Rows from a dataset
______________________________

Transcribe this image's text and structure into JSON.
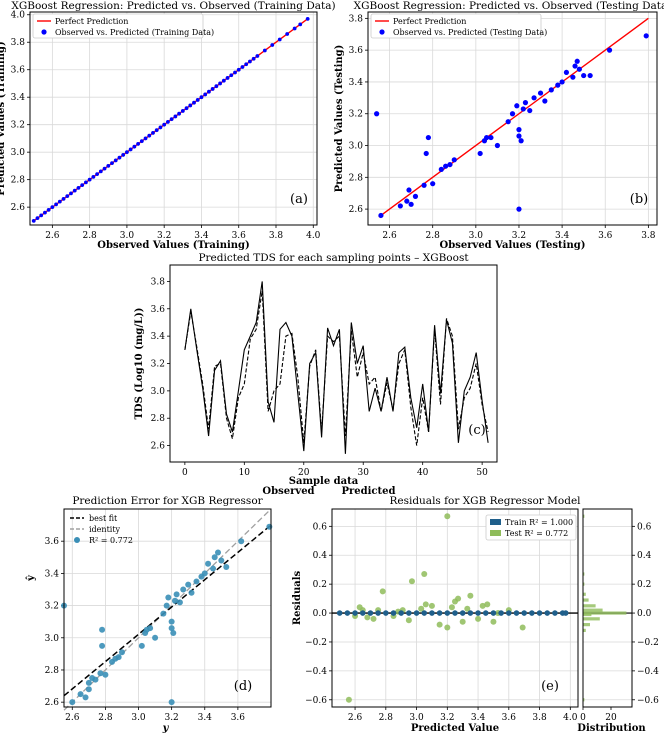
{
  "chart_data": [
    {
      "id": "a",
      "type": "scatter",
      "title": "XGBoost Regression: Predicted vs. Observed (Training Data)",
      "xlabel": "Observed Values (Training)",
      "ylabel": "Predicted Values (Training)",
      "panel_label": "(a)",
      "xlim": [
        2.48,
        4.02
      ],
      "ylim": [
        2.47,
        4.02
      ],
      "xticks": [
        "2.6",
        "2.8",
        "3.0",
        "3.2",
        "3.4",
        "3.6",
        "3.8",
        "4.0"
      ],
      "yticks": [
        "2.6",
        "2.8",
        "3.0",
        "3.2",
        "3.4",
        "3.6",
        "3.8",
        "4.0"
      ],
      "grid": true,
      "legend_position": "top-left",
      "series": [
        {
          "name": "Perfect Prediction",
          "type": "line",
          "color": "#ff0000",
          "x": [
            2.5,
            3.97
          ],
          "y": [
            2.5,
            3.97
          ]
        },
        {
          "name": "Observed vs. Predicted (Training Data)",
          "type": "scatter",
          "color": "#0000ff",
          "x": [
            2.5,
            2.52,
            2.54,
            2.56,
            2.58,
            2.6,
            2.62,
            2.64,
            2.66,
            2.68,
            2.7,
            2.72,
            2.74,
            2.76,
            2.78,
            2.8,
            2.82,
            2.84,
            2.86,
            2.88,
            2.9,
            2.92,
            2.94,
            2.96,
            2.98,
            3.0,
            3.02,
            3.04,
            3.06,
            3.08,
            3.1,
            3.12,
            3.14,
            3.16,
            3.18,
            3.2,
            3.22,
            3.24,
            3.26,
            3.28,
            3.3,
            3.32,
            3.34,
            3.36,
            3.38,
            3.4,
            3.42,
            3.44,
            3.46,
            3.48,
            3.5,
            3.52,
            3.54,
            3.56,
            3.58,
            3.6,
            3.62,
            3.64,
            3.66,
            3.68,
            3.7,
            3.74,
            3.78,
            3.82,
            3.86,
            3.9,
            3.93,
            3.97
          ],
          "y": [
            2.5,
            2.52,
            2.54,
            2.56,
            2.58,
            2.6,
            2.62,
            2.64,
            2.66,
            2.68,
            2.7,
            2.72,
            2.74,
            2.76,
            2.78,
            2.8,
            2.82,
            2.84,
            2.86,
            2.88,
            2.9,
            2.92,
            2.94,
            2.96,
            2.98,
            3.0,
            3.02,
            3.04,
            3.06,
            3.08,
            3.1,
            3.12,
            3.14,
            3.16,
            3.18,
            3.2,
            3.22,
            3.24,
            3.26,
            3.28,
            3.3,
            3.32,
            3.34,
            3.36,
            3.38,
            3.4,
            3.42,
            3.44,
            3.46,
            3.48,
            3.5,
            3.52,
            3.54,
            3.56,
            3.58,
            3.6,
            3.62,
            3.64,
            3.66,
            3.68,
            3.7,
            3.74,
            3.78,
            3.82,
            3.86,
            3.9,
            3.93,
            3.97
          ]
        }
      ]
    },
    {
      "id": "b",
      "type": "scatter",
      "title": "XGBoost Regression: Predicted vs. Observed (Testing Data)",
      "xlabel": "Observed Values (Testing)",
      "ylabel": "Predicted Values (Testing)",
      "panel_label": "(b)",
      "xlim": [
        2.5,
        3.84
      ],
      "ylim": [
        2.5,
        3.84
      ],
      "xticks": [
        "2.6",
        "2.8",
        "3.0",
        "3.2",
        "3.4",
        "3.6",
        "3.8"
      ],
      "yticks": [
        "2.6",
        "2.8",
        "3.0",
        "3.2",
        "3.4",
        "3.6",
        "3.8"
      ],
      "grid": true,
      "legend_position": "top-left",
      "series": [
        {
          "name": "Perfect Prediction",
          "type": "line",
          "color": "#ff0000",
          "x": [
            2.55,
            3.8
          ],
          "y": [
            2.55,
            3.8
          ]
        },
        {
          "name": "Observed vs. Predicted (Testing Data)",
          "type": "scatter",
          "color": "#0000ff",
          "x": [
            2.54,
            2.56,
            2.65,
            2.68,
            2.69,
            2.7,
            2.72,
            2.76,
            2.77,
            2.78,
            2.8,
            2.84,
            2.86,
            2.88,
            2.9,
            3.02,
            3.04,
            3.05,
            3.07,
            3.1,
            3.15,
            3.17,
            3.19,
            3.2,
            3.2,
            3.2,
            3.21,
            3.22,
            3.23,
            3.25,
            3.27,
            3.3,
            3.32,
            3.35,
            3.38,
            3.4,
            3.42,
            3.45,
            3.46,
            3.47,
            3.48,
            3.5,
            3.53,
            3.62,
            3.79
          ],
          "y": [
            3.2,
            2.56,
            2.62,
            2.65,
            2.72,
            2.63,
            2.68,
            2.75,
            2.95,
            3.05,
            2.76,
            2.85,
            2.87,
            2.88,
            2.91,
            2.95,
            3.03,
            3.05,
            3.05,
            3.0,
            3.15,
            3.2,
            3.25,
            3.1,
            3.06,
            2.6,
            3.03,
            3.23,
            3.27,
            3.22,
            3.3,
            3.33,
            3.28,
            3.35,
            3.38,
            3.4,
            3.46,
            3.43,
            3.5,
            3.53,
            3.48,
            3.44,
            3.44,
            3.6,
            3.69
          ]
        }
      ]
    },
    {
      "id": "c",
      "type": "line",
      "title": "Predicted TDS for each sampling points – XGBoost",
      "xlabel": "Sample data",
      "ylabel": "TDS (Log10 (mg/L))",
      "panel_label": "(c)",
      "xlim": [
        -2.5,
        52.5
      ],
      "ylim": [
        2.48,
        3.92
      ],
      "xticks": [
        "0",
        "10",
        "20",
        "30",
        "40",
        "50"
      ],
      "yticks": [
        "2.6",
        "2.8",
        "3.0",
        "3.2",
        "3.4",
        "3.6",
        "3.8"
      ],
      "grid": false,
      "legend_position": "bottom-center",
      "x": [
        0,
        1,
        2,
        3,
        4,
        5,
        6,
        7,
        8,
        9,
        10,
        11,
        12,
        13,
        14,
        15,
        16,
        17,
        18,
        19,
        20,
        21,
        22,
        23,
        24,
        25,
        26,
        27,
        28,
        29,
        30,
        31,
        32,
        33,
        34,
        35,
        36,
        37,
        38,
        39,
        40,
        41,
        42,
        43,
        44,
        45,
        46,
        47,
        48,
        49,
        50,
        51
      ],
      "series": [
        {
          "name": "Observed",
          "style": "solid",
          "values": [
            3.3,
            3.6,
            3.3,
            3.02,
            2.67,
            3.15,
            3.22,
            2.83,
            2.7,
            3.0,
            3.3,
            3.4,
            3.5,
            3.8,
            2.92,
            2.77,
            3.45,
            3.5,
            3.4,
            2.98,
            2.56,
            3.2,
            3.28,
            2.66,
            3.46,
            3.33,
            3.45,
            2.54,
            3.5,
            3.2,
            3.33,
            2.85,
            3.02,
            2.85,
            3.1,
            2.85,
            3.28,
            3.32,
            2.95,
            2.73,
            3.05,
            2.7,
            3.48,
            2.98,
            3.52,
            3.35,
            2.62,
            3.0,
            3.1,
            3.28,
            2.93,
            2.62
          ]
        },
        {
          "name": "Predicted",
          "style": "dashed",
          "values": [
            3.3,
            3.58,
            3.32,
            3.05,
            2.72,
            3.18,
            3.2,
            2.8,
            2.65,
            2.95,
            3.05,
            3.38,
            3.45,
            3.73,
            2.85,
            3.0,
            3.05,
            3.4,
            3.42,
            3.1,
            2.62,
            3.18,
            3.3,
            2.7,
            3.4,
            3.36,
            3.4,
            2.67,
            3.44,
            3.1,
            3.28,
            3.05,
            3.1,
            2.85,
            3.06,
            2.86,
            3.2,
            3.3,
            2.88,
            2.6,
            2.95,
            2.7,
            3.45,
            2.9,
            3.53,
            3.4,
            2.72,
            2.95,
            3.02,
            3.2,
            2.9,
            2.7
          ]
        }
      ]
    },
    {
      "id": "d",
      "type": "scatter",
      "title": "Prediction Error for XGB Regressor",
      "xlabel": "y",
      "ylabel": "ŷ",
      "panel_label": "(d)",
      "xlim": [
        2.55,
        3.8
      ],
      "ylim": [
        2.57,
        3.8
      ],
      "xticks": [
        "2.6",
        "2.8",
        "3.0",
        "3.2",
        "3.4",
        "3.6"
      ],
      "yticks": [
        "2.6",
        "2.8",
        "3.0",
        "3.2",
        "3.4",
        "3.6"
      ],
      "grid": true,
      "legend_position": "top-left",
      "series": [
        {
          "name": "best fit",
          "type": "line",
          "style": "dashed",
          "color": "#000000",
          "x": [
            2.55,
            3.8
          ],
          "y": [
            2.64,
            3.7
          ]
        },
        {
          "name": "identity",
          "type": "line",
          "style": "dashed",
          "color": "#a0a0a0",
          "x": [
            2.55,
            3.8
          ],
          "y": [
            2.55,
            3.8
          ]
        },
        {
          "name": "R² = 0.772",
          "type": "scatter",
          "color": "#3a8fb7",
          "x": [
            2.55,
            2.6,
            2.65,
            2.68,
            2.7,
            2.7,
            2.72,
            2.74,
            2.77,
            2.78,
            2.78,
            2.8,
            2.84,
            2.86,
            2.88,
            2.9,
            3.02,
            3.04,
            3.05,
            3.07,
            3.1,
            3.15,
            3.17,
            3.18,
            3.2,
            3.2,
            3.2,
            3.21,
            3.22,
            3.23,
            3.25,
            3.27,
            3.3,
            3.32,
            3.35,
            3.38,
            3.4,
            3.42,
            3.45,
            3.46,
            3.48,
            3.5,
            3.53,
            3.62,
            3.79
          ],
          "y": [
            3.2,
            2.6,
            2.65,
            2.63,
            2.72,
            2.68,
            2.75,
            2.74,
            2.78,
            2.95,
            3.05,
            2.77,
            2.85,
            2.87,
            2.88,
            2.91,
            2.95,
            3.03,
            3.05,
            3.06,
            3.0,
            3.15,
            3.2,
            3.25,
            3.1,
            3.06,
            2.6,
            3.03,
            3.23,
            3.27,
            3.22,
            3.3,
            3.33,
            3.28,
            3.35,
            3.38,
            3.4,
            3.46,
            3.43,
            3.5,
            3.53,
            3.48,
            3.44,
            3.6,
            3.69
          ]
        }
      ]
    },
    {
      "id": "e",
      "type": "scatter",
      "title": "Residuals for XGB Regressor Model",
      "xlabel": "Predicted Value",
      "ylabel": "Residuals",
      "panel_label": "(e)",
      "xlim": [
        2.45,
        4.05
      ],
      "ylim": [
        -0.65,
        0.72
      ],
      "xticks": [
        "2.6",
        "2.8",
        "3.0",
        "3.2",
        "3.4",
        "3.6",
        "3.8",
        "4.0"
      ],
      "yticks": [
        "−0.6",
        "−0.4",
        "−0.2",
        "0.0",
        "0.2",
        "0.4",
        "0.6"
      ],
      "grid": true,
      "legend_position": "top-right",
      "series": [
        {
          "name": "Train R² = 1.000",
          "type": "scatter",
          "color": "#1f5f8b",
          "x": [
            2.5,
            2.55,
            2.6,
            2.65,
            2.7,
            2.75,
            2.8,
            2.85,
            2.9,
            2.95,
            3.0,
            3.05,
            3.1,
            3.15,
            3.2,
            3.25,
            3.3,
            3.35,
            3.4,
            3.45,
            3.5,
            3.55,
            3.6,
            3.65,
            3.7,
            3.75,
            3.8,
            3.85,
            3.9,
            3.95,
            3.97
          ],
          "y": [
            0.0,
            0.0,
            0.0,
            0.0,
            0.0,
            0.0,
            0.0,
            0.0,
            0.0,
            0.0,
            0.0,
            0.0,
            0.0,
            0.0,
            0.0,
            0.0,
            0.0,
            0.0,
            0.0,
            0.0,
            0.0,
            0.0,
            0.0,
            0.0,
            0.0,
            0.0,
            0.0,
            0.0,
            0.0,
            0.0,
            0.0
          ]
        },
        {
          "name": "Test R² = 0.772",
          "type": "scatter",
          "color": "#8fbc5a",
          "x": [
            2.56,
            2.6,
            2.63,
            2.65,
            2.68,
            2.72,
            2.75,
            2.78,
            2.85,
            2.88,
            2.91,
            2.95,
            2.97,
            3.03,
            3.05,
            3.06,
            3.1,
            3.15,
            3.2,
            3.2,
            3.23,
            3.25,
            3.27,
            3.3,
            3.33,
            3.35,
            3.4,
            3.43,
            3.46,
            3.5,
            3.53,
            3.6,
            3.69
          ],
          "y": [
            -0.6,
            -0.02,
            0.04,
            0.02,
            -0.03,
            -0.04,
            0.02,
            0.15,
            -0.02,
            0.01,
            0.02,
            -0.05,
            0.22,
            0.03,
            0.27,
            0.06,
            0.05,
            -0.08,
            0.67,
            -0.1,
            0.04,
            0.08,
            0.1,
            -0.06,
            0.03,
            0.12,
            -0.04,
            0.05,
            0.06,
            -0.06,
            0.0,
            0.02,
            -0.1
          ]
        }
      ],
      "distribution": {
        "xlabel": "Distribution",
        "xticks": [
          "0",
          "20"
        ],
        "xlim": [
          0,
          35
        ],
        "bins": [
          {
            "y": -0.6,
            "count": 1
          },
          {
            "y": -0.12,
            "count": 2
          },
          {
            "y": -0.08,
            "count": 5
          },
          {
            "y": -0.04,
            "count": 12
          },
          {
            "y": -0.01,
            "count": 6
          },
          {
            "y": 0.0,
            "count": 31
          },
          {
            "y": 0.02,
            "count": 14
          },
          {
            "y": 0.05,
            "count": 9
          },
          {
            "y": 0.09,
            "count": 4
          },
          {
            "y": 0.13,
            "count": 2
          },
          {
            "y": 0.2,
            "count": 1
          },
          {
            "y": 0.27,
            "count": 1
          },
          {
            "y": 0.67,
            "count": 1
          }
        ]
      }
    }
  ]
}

______________________________

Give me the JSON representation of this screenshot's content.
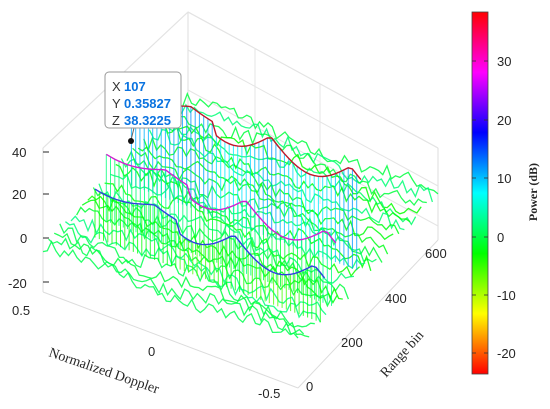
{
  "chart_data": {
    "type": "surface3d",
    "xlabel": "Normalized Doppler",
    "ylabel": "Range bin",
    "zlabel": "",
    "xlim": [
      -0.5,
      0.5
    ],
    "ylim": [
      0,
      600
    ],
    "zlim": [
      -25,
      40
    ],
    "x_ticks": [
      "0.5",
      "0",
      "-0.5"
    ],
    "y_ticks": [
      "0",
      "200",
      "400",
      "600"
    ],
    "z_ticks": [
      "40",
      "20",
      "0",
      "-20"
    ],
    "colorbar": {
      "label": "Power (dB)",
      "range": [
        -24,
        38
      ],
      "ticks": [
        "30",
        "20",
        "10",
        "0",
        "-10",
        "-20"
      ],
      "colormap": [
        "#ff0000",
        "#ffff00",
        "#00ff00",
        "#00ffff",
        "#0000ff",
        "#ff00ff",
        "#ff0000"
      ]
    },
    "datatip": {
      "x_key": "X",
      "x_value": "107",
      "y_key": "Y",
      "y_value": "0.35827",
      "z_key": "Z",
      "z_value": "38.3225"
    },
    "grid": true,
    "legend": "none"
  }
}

______________________________

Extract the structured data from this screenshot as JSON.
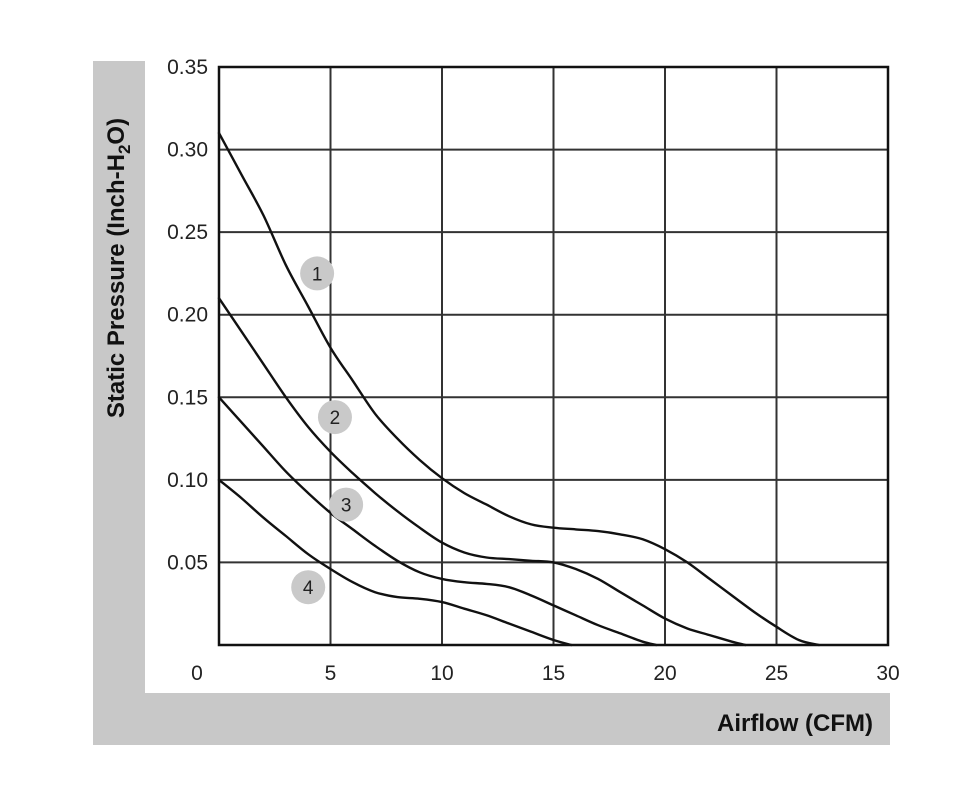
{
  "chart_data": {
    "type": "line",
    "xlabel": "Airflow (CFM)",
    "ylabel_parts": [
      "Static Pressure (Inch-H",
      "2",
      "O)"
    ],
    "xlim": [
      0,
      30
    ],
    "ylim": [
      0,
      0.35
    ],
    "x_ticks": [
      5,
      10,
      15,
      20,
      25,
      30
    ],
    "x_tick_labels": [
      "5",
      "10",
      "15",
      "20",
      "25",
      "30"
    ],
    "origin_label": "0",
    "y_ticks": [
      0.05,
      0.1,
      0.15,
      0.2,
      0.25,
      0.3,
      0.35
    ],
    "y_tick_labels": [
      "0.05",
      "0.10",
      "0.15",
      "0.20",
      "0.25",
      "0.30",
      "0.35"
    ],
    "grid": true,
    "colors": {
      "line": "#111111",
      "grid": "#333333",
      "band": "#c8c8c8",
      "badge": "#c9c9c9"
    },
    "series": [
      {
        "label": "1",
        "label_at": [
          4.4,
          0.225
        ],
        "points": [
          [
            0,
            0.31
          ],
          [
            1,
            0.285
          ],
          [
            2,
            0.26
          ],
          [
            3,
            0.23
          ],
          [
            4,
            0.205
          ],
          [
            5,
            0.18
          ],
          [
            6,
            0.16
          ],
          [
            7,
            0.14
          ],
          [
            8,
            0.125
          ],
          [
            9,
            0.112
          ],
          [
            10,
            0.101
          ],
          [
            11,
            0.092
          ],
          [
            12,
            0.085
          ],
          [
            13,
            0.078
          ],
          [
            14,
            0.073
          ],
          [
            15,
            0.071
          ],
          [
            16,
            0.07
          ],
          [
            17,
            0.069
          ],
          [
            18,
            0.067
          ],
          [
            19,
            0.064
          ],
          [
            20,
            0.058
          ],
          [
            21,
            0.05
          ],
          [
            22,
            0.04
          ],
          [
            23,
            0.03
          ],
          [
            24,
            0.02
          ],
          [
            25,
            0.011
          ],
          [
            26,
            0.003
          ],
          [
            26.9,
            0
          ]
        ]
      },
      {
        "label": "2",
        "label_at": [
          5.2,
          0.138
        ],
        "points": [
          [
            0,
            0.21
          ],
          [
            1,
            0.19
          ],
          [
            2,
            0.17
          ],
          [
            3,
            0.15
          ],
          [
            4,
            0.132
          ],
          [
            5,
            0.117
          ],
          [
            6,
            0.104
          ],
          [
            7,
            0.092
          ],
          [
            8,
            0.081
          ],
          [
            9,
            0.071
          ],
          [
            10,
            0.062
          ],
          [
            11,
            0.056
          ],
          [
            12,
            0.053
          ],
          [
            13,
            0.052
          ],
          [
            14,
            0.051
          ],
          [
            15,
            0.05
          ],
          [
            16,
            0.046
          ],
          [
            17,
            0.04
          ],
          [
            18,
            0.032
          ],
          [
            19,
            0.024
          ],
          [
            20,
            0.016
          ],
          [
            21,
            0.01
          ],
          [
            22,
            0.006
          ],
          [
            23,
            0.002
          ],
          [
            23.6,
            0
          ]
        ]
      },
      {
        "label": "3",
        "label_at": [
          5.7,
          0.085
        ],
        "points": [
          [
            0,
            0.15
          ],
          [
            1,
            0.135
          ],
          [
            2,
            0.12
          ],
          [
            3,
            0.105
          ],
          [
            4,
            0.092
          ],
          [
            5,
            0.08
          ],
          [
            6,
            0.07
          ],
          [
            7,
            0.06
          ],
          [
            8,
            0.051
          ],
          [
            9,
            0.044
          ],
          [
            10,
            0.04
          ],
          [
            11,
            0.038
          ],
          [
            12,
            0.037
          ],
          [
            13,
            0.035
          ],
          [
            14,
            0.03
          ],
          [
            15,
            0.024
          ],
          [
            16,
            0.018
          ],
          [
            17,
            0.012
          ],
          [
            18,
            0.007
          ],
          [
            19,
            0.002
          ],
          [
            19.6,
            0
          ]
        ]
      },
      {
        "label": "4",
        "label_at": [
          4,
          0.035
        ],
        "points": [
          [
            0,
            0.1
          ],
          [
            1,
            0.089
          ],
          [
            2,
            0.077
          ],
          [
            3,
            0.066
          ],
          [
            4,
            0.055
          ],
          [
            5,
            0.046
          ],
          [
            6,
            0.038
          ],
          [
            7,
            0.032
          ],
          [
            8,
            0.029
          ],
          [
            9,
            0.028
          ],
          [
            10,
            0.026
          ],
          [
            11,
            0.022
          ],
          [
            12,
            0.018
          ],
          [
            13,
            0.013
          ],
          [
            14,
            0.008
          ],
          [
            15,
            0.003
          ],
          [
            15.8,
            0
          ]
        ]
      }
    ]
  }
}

______________________________

Only a number is expected here: the count of lines in the listing that hold the string "Training".

4